• Task directions: Reproduce the listing below without any change.

• Extracted material:
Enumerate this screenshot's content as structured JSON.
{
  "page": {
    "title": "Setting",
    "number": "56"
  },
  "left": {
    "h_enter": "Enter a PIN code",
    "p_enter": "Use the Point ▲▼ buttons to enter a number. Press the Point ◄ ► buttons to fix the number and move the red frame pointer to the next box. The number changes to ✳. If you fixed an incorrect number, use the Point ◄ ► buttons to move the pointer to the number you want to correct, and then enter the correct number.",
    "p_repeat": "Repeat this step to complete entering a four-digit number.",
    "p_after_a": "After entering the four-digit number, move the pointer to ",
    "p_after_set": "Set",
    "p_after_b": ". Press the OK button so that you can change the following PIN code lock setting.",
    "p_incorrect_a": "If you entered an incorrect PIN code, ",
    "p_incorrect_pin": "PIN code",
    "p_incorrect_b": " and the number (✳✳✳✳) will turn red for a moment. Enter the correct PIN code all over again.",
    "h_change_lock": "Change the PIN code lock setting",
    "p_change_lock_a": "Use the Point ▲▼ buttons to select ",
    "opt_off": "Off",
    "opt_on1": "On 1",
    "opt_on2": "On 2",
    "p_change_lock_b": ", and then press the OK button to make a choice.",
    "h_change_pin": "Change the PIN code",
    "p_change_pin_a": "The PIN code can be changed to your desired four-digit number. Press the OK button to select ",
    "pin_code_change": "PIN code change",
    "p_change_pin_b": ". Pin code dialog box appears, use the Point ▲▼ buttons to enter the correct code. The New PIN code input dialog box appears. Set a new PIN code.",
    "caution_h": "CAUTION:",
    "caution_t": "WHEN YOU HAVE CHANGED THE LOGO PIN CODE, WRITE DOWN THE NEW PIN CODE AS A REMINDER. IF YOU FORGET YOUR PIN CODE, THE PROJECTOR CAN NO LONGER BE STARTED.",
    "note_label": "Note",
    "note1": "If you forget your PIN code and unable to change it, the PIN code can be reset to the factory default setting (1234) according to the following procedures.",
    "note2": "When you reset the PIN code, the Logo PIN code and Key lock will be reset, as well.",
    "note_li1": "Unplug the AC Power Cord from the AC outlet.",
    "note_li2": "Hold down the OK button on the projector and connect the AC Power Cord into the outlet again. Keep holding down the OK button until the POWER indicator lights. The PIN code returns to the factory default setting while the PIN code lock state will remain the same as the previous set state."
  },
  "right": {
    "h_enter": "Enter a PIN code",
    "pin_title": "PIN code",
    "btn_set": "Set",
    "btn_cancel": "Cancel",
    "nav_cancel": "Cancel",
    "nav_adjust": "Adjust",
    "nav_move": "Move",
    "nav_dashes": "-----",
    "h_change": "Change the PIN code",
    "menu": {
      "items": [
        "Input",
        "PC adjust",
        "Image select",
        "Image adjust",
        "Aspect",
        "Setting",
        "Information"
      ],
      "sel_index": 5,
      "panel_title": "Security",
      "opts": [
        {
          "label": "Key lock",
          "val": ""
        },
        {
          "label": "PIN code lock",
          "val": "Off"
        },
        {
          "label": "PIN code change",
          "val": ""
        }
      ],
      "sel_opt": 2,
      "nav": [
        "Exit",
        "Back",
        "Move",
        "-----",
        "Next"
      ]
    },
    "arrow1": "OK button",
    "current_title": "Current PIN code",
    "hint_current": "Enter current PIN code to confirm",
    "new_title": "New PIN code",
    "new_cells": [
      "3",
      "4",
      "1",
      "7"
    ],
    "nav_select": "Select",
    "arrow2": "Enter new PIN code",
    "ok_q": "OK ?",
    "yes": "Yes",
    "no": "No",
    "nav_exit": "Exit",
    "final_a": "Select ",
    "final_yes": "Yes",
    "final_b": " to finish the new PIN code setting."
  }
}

• Answer to the exercise:
Enumerate this screenshot's content as structured JSON.
{
  "page": {
    "title": "Setting",
    "number": "56"
  },
  "left": {
    "h_enter": "Enter a PIN code",
    "p_enter": "Use the Point ▲▼ buttons to enter a number. Press the Point ◄ ► buttons to fix the number and move the red frame pointer to the next box. The number changes to ✳. If you fixed an incorrect number, use the Point ◄ ► buttons to move the pointer to the number you want to correct, and then enter the correct number.",
    "p_repeat": "Repeat this step to complete entering a four-digit number.",
    "p_after_a": "After entering the four-digit number, move the pointer to ",
    "p_after_set": "Set",
    "p_after_b": ". Press the OK button so that you can change the following PIN code lock setting.",
    "p_incorrect_a": "If you entered an incorrect PIN code, ",
    "p_incorrect_pin": "PIN code",
    "p_incorrect_b": " and the number (✳✳✳✳) will turn red for a moment. Enter the correct PIN code all over again.",
    "h_change_lock": "Change the PIN code lock setting",
    "p_change_lock_a": "Use the Point ▲▼ buttons to select ",
    "opt_off": "Off",
    "opt_on1": "On 1",
    "opt_on2": "On 2",
    "p_change_lock_b": ", and then press the OK button to make a choice.",
    "h_change_pin": "Change the PIN code",
    "p_change_pin_a": "The PIN code can be changed to your desired four-digit number. Press the OK button to select ",
    "pin_code_change": "PIN code change",
    "p_change_pin_b": ". Pin code dialog box appears, use the Point ▲▼ buttons to enter the correct code. The New PIN code input dialog box appears. Set a new PIN code.",
    "caution_h": "CAUTION:",
    "caution_t": "WHEN YOU HAVE CHANGED THE LOGO PIN CODE, WRITE DOWN THE NEW PIN CODE AS A REMINDER. IF YOU FORGET YOUR PIN CODE, THE PROJECTOR CAN NO LONGER BE STARTED.",
    "note_label": "Note",
    "note1": "If you forget your PIN code and unable to change it, the PIN code can be reset to the factory default setting (1234) according to the following procedures.",
    "note2": "When you reset the PIN code, the Logo PIN code and Key lock will be reset, as well.",
    "note_li1": "Unplug the AC Power Cord from the AC outlet.",
    "note_li2": "Hold down the OK button on the projector and connect the AC Power Cord into the outlet again. Keep holding down the OK button until the POWER indicator lights. The PIN code returns to the factory default setting while the PIN code lock state will remain the same as the previous set state."
  },
  "right": {
    "h_enter": "Enter a PIN code",
    "pin_title": "PIN code",
    "btn_set": "Set",
    "btn_cancel": "Cancel",
    "nav_cancel": "Cancel",
    "nav_adjust": "Adjust",
    "nav_move": "Move",
    "nav_dashes": "-----",
    "h_change": "Change the PIN code",
    "menu": {
      "items": [
        "Input",
        "PC adjust",
        "Image select",
        "Image adjust",
        "Aspect",
        "Setting",
        "Information"
      ],
      "sel_index": 5,
      "panel_title": "Security",
      "opts": [
        {
          "label": "Key lock",
          "val": ""
        },
        {
          "label": "PIN code lock",
          "val": "Off"
        },
        {
          "label": "PIN code change",
          "val": ""
        }
      ],
      "sel_opt": 2,
      "nav": [
        "Exit",
        "Back",
        "Move",
        "-----",
        "Next"
      ]
    },
    "arrow1": "OK button",
    "current_title": "Current PIN code",
    "hint_current": "Enter current PIN code to confirm",
    "new_title": "New PIN code",
    "new_cells": [
      "3",
      "4",
      "1",
      "7"
    ],
    "nav_select": "Select",
    "arrow2": "Enter new PIN code",
    "ok_q": "OK ?",
    "yes": "Yes",
    "no": "No",
    "nav_exit": "Exit",
    "final_a": "Select ",
    "final_yes": "Yes",
    "final_b": " to finish the new PIN code setting."
  }
}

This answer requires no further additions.